↓

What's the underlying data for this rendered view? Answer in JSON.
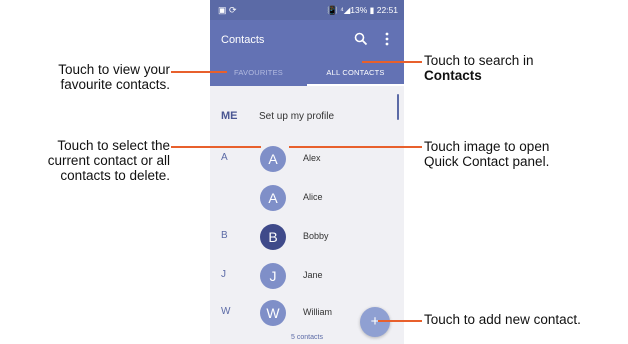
{
  "status_bar": {
    "icons_left": "▣ ⟳",
    "indicators": "📳 ⁴◢13% ▮",
    "time": "22:51"
  },
  "toolbar": {
    "title": "Contacts"
  },
  "tabs": [
    {
      "label": "FAVOURITES"
    },
    {
      "label": "ALL CONTACTS"
    }
  ],
  "me_row": {
    "letter": "ME",
    "text": "Set up my profile"
  },
  "contacts": [
    {
      "section": "A",
      "initial": "A",
      "name": "Alex"
    },
    {
      "section": "",
      "initial": "A",
      "name": "Alice"
    },
    {
      "section": "B",
      "initial": "B",
      "name": "Bobby"
    },
    {
      "section": "J",
      "initial": "J",
      "name": "Jane"
    },
    {
      "section": "W",
      "initial": "W",
      "name": "William"
    }
  ],
  "footer": {
    "count": "5 contacts"
  },
  "fab": {
    "symbol": "+"
  },
  "callouts": {
    "favourites_line1": "Touch to view your",
    "favourites_line2": "favourite contacts.",
    "search_line1": "Touch to search in",
    "search_line2": "Contacts",
    "delete_line1": "Touch to select the",
    "delete_line2": "current contact or all",
    "delete_line3": "contacts to delete.",
    "quick_line1": "Touch image to open",
    "quick_line2": "Quick Contact panel.",
    "add": "Touch to add new contact."
  },
  "colors": {
    "status_bar": "#5b6aa6",
    "toolbar": "#6372b4",
    "avatar": "#7f8fc8",
    "avatar_selected": "#3f4a8a",
    "fab": "#8fa0d2",
    "leader_line": "#e8602c"
  }
}
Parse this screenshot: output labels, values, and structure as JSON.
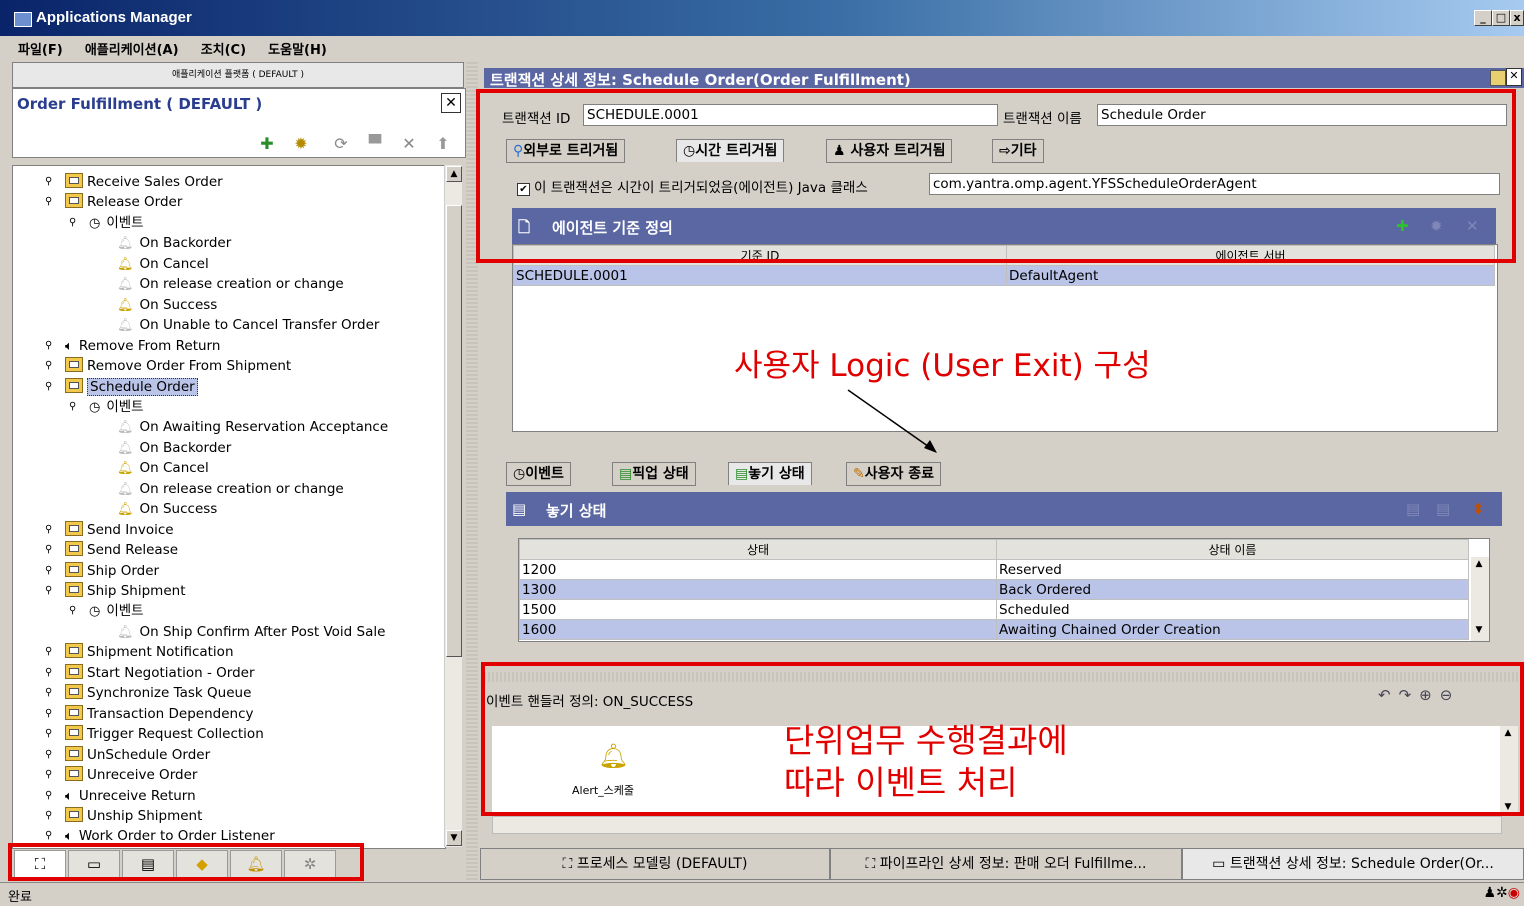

↑

**WHAT IS ASKED:** Without the pictures, copy the material exactly as given.

**EXERCISE ANSWER:**
What's the underlying data for this rendered view? Answer in JSON.
{
  "status_bar": {
    "icons_left": "▣ ⟳",
    "indicators": "📳 ⁴◢13% ▮",
    "time": "22:51"
  },
  "toolbar": {
    "title": "Contacts"
  },
  "tabs": [
    {
      "label": "FAVOURITES"
    },
    {
      "label": "ALL CONTACTS"
    }
  ],
  "me_row": {
    "letter": "ME",
    "text": "Set up my profile"
  },
  "contacts": [
    {
      "section": "A",
      "initial": "A",
      "name": "Alex"
    },
    {
      "section": "",
      "initial": "A",
      "name": "Alice"
    },
    {
      "section": "B",
      "initial": "B",
      "name": "Bobby"
    },
    {
      "section": "J",
      "initial": "J",
      "name": "Jane"
    },
    {
      "section": "W",
      "initial": "W",
      "name": "William"
    }
  ],
  "footer": {
    "count": "5 contacts"
  },
  "fab": {
    "symbol": "+"
  },
  "callouts": {
    "favourites_line1": "Touch to view your",
    "favourites_line2": "favourite contacts.",
    "search_line1": "Touch to search in",
    "search_line2": "Contacts",
    "delete_line1": "Touch to select the",
    "delete_line2": "current contact or all",
    "delete_line3": "contacts to delete.",
    "quick_line1": "Touch image to open",
    "quick_line2": "Quick Contact panel.",
    "add": "Touch to add new contact."
  },
  "colors": {
    "status_bar": "#5b6aa6",
    "toolbar": "#6372b4",
    "avatar": "#7f8fc8",
    "avatar_selected": "#3f4a8a",
    "fab": "#8fa0d2",
    "leader_line": "#e8602c"
  }
}
Parse this screenshot: output labels, values, and structure as JSON.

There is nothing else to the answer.